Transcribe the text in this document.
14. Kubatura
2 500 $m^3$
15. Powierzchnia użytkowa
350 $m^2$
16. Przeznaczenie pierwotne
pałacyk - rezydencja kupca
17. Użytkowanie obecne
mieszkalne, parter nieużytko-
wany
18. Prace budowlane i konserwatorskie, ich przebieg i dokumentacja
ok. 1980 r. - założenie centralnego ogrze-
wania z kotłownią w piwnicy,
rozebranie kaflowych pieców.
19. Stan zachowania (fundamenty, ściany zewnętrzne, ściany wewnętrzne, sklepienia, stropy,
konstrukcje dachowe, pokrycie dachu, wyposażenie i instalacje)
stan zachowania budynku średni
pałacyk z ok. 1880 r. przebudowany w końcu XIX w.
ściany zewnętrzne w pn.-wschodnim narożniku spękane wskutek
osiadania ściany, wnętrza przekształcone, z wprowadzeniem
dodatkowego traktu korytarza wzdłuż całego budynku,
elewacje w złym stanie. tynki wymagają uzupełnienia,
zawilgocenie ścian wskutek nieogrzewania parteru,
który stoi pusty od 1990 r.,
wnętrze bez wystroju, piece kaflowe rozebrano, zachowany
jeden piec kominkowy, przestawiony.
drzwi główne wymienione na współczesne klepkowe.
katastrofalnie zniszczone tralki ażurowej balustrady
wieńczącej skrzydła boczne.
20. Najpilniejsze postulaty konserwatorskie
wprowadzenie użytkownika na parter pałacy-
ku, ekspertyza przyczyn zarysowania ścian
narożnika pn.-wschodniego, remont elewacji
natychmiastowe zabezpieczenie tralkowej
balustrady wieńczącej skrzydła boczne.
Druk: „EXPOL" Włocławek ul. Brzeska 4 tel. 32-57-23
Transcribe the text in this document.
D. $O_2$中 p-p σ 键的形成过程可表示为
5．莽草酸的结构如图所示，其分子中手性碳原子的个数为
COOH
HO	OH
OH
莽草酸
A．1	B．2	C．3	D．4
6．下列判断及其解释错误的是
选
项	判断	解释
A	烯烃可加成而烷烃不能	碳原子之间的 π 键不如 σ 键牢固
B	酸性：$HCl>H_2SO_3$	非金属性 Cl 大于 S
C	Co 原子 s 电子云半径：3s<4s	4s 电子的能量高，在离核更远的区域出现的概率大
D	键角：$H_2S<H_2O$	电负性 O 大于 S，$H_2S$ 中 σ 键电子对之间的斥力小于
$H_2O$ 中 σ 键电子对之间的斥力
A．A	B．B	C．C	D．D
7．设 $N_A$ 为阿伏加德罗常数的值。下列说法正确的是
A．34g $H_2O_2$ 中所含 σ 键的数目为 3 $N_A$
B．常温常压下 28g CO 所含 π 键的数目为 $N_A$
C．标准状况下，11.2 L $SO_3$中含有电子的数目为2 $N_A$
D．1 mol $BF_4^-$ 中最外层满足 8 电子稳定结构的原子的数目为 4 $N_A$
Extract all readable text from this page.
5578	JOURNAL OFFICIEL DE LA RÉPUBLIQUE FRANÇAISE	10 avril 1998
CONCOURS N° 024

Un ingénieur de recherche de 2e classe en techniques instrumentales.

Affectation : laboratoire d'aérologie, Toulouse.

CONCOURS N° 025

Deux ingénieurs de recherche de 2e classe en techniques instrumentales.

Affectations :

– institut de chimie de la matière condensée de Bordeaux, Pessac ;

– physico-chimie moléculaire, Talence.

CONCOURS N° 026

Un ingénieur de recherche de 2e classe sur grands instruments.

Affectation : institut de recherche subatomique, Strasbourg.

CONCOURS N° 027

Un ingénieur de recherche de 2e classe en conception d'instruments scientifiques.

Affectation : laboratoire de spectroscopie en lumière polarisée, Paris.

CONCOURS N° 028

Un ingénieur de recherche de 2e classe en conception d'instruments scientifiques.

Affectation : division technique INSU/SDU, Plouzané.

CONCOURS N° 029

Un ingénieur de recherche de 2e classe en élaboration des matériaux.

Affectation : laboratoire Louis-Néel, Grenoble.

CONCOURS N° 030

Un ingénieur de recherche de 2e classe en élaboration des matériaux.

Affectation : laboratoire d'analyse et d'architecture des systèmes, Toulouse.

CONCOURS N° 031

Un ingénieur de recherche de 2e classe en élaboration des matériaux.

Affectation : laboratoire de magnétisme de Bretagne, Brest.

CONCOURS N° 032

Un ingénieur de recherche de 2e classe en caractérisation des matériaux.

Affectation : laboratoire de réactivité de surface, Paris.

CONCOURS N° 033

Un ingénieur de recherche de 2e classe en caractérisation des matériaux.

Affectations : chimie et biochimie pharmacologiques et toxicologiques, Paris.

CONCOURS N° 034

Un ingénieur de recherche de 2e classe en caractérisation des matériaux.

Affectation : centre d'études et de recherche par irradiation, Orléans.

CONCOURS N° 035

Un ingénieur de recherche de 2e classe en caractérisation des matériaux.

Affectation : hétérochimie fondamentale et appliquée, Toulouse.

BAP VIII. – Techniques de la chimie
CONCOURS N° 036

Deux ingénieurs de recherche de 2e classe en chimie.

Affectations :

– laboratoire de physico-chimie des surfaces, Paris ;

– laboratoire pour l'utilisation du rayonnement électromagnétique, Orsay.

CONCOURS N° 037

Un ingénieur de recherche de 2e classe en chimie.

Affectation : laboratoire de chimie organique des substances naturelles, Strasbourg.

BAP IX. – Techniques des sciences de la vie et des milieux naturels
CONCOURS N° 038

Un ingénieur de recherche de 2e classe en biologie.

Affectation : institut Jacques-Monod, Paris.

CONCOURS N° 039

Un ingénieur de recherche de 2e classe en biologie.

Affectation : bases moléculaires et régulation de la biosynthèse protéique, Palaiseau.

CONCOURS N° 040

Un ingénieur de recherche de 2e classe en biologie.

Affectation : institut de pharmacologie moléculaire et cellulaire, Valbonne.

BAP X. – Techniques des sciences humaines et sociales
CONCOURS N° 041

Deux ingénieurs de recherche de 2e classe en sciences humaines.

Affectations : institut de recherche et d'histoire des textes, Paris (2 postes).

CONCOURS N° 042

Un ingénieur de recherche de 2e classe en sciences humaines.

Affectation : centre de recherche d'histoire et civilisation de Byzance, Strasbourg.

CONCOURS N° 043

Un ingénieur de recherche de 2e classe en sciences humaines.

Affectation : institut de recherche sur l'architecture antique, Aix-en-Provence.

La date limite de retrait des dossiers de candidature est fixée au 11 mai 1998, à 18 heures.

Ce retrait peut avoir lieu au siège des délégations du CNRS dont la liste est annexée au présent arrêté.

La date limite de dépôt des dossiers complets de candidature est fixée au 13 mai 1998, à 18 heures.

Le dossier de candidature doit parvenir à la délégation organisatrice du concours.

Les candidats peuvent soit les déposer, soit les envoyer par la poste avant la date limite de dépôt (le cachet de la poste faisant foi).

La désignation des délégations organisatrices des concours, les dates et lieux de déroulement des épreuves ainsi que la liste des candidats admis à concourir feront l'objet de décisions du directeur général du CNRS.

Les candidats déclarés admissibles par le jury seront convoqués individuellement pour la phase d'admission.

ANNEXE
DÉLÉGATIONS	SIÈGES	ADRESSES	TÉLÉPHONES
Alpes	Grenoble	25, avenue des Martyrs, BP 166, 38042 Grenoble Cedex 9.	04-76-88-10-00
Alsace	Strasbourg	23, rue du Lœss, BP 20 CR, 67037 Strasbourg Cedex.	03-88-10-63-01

— WHAT IS EXPECTED —
Collect from the data above every line that includes "dépôt".

— SOLUTION FOR THIS TASK —
La date limite de dépôt des dossiers complets de candidature est fixée au 13 mai 1998, à 18 heures.
Les candidats peuvent soit les déposer, soit les envoyer par la poste avant la date limite de dépôt (le cachet de la poste faisant foi).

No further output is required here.